→ Task details: Return the listing below unchanged, but without pictures.

→ Data records:
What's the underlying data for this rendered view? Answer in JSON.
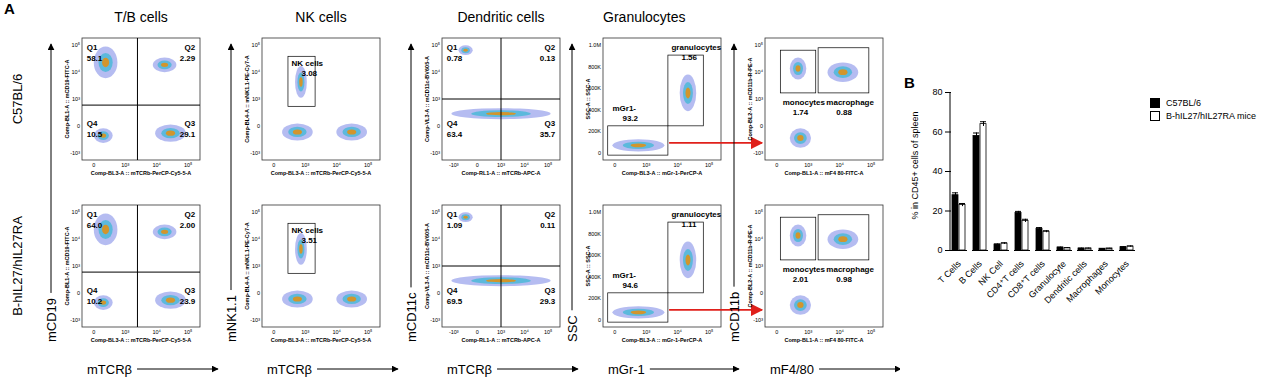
{
  "panel_a": {
    "label": "A",
    "rows": [
      "C57BL/6",
      "B-hIL27/hIL27RA"
    ],
    "columns": [
      {
        "title": "T/B cells",
        "kind": "quadrant",
        "xlabel": "mTCRβ",
        "ylabel": "mCD19",
        "x_channel": "Comp-BL3-A :: mTCRb-PerCP-Cy5-5-A",
        "y_channel": "Comp-BL1-A :: mCD19-FITC-A",
        "xticks": [
          "0",
          "10³",
          "10⁴",
          "10⁵"
        ],
        "yticks": [
          "10⁵",
          "10⁴",
          "10³",
          "0",
          "-10³"
        ],
        "gates": [
          [
            {
              "name": "Q1",
              "value": "58.1"
            },
            {
              "name": "Q2",
              "value": "2.29"
            },
            {
              "name": "Q3",
              "value": "29.1"
            },
            {
              "name": "Q4",
              "value": "10.5"
            }
          ],
          [
            {
              "name": "Q1",
              "value": "64.0"
            },
            {
              "name": "Q2",
              "value": "2.00"
            },
            {
              "name": "Q3",
              "value": "23.9"
            },
            {
              "name": "Q4",
              "value": "10.2"
            }
          ]
        ]
      },
      {
        "title": "NK cells",
        "kind": "gate",
        "xlabel": "mTCRβ",
        "ylabel": "mNK1.1",
        "x_channel": "Comp-BL3-A :: mTCRb-PerCP-Cy5-5-A",
        "y_channel": "Comp-BL4-A :: mNK1.1-PE-Cy7-A",
        "xticks": [
          "0",
          "10³",
          "10⁴",
          "10⁵"
        ],
        "yticks": [
          "10⁵",
          "10⁴",
          "10³",
          "0",
          "-10³"
        ],
        "gates": [
          [
            {
              "name": "NK cells",
              "value": "3.08"
            }
          ],
          [
            {
              "name": "NK cells",
              "value": "3.51"
            }
          ]
        ]
      },
      {
        "title": "Dendritic cells",
        "kind": "quadrant",
        "xlabel": "mTCRβ",
        "ylabel": "mCD11c",
        "x_channel": "Comp-RL1-A :: mTCRb-APC-A",
        "y_channel": "Comp-VL3-A :: mCD11c-BV605-A",
        "xticks": [
          "-10³",
          "0",
          "10³",
          "10⁴",
          "10⁵"
        ],
        "yticks": [
          "10⁵",
          "10⁴",
          "10³",
          "0",
          "-10³"
        ],
        "gates": [
          [
            {
              "name": "Q1",
              "value": "0.78"
            },
            {
              "name": "Q2",
              "value": "0.13"
            },
            {
              "name": "Q3",
              "value": "35.7"
            },
            {
              "name": "Q4",
              "value": "63.4"
            }
          ],
          [
            {
              "name": "Q1",
              "value": "1.09"
            },
            {
              "name": "Q2",
              "value": "0.11"
            },
            {
              "name": "Q3",
              "value": "29.3"
            },
            {
              "name": "Q4",
              "value": "69.5"
            }
          ]
        ]
      },
      {
        "title": "Granulocytes",
        "kind": "gate",
        "xlabel": "mGr-1",
        "ylabel": "SSC",
        "x_channel": "Comp-BL3-A :: mGr-1-PerCP-A",
        "y_channel": "SSC-A :: SSC-A",
        "xticks": [
          "0",
          "10³",
          "10⁴",
          "10⁵"
        ],
        "yticks": [
          "1.0M",
          "800K",
          "600K",
          "400K",
          "200K",
          "0"
        ],
        "gates": [
          [
            {
              "name": "granulocytes",
              "value": "1.56"
            },
            {
              "name": "mGr1-",
              "value": "93.2"
            }
          ],
          [
            {
              "name": "granulocytes",
              "value": "1.11"
            },
            {
              "name": "mGr1-",
              "value": "94.6"
            }
          ]
        ]
      },
      {
        "kind": "gate",
        "xlabel": "mF4/80",
        "ylabel": "mCD11b",
        "x_channel": "Comp-BL1-A :: mF4 80-FITC-A",
        "y_channel": "Comp-BL2-A :: mCD11b-R-PE-A",
        "xticks": [
          "0",
          "10³",
          "10⁴",
          "10⁵"
        ],
        "yticks": [
          "10⁵",
          "10⁴",
          "10³",
          "0",
          "-10³"
        ],
        "gates": [
          [
            {
              "name": "monocytes",
              "value": "1.74"
            },
            {
              "name": "macrophage",
              "value": "0.88"
            }
          ],
          [
            {
              "name": "monocytes",
              "value": "2.01"
            },
            {
              "name": "macrophage",
              "value": "0.98"
            }
          ]
        ]
      }
    ]
  },
  "chart_data": {
    "type": "bar",
    "label": "B",
    "ylabel": "% in CD45+ cells of spleen",
    "categories": [
      "T Cells",
      "B Cells",
      "NK Cell",
      "CD4⁺T cells",
      "CD8⁺T cells",
      "Granulocyte",
      "Dendritic cells",
      "Macrophages",
      "Monocytes"
    ],
    "series": [
      {
        "name": "C57BL/6",
        "color": "#000000",
        "values": [
          28,
          58,
          3,
          19,
          11,
          1.5,
          1,
          0.9,
          1.7
        ],
        "errors": [
          1.2,
          1.5,
          0.3,
          0.8,
          0.6,
          0.2,
          0.2,
          0.1,
          0.2
        ]
      },
      {
        "name": "B-hIL27/hIL27RA mice",
        "color": "#ffffff",
        "values": [
          23,
          64,
          3.5,
          15,
          9.5,
          1.2,
          1,
          1,
          2
        ],
        "errors": [
          0.8,
          1.2,
          0.4,
          0.8,
          0.5,
          0.2,
          0.2,
          0.1,
          0.3
        ]
      }
    ],
    "ylim": [
      0,
      80
    ],
    "yticks": [
      0,
      20,
      40,
      60,
      80
    ],
    "grid": false,
    "legend": "top-right"
  }
}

→ Exercise solution:
What's the underlying data for this rendered view? Answer in JSON.
{
  "panel_a": {
    "label": "A",
    "rows": [
      "C57BL/6",
      "B-hIL27/hIL27RA"
    ],
    "columns": [
      {
        "title": "T/B cells",
        "kind": "quadrant",
        "xlabel": "mTCRβ",
        "ylabel": "mCD19",
        "x_channel": "Comp-BL3-A :: mTCRb-PerCP-Cy5-5-A",
        "y_channel": "Comp-BL1-A :: mCD19-FITC-A",
        "xticks": [
          "0",
          "10³",
          "10⁴",
          "10⁵"
        ],
        "yticks": [
          "10⁵",
          "10⁴",
          "10³",
          "0",
          "-10³"
        ],
        "gates": [
          [
            {
              "name": "Q1",
              "value": "58.1"
            },
            {
              "name": "Q2",
              "value": "2.29"
            },
            {
              "name": "Q3",
              "value": "29.1"
            },
            {
              "name": "Q4",
              "value": "10.5"
            }
          ],
          [
            {
              "name": "Q1",
              "value": "64.0"
            },
            {
              "name": "Q2",
              "value": "2.00"
            },
            {
              "name": "Q3",
              "value": "23.9"
            },
            {
              "name": "Q4",
              "value": "10.2"
            }
          ]
        ]
      },
      {
        "title": "NK cells",
        "kind": "gate",
        "xlabel": "mTCRβ",
        "ylabel": "mNK1.1",
        "x_channel": "Comp-BL3-A :: mTCRb-PerCP-Cy5-5-A",
        "y_channel": "Comp-BL4-A :: mNK1.1-PE-Cy7-A",
        "xticks": [
          "0",
          "10³",
          "10⁴",
          "10⁵"
        ],
        "yticks": [
          "10⁵",
          "10⁴",
          "10³",
          "0",
          "-10³"
        ],
        "gates": [
          [
            {
              "name": "NK cells",
              "value": "3.08"
            }
          ],
          [
            {
              "name": "NK cells",
              "value": "3.51"
            }
          ]
        ]
      },
      {
        "title": "Dendritic cells",
        "kind": "quadrant",
        "xlabel": "mTCRβ",
        "ylabel": "mCD11c",
        "x_channel": "Comp-RL1-A :: mTCRb-APC-A",
        "y_channel": "Comp-VL3-A :: mCD11c-BV605-A",
        "xticks": [
          "-10³",
          "0",
          "10³",
          "10⁴",
          "10⁵"
        ],
        "yticks": [
          "10⁵",
          "10⁴",
          "10³",
          "0",
          "-10³"
        ],
        "gates": [
          [
            {
              "name": "Q1",
              "value": "0.78"
            },
            {
              "name": "Q2",
              "value": "0.13"
            },
            {
              "name": "Q3",
              "value": "35.7"
            },
            {
              "name": "Q4",
              "value": "63.4"
            }
          ],
          [
            {
              "name": "Q1",
              "value": "1.09"
            },
            {
              "name": "Q2",
              "value": "0.11"
            },
            {
              "name": "Q3",
              "value": "29.3"
            },
            {
              "name": "Q4",
              "value": "69.5"
            }
          ]
        ]
      },
      {
        "title": "Granulocytes",
        "kind": "gate",
        "xlabel": "mGr-1",
        "ylabel": "SSC",
        "x_channel": "Comp-BL3-A :: mGr-1-PerCP-A",
        "y_channel": "SSC-A :: SSC-A",
        "xticks": [
          "0",
          "10³",
          "10⁴",
          "10⁵"
        ],
        "yticks": [
          "1.0M",
          "800K",
          "600K",
          "400K",
          "200K",
          "0"
        ],
        "gates": [
          [
            {
              "name": "granulocytes",
              "value": "1.56"
            },
            {
              "name": "mGr1-",
              "value": "93.2"
            }
          ],
          [
            {
              "name": "granulocytes",
              "value": "1.11"
            },
            {
              "name": "mGr1-",
              "value": "94.6"
            }
          ]
        ]
      },
      {
        "kind": "gate",
        "xlabel": "mF4/80",
        "ylabel": "mCD11b",
        "x_channel": "Comp-BL1-A :: mF4 80-FITC-A",
        "y_channel": "Comp-BL2-A :: mCD11b-R-PE-A",
        "xticks": [
          "0",
          "10³",
          "10⁴",
          "10⁵"
        ],
        "yticks": [
          "10⁵",
          "10⁴",
          "10³",
          "0",
          "-10³"
        ],
        "gates": [
          [
            {
              "name": "monocytes",
              "value": "1.74"
            },
            {
              "name": "macrophage",
              "value": "0.88"
            }
          ],
          [
            {
              "name": "monocytes",
              "value": "2.01"
            },
            {
              "name": "macrophage",
              "value": "0.98"
            }
          ]
        ]
      }
    ]
  },
  "chart_data": {
    "type": "bar",
    "label": "B",
    "ylabel": "% in CD45+ cells of spleen",
    "categories": [
      "T Cells",
      "B Cells",
      "NK Cell",
      "CD4⁺T cells",
      "CD8⁺T cells",
      "Granulocyte",
      "Dendritic cells",
      "Macrophages",
      "Monocytes"
    ],
    "series": [
      {
        "name": "C57BL/6",
        "color": "#000000",
        "values": [
          28,
          58,
          3,
          19,
          11,
          1.5,
          1,
          0.9,
          1.7
        ],
        "errors": [
          1.2,
          1.5,
          0.3,
          0.8,
          0.6,
          0.2,
          0.2,
          0.1,
          0.2
        ]
      },
      {
        "name": "B-hIL27/hIL27RA mice",
        "color": "#ffffff",
        "values": [
          23,
          64,
          3.5,
          15,
          9.5,
          1.2,
          1,
          1,
          2
        ],
        "errors": [
          0.8,
          1.2,
          0.4,
          0.8,
          0.5,
          0.2,
          0.2,
          0.1,
          0.3
        ]
      }
    ],
    "ylim": [
      0,
      80
    ],
    "yticks": [
      0,
      20,
      40,
      60,
      80
    ],
    "grid": false,
    "legend": "top-right"
  }
}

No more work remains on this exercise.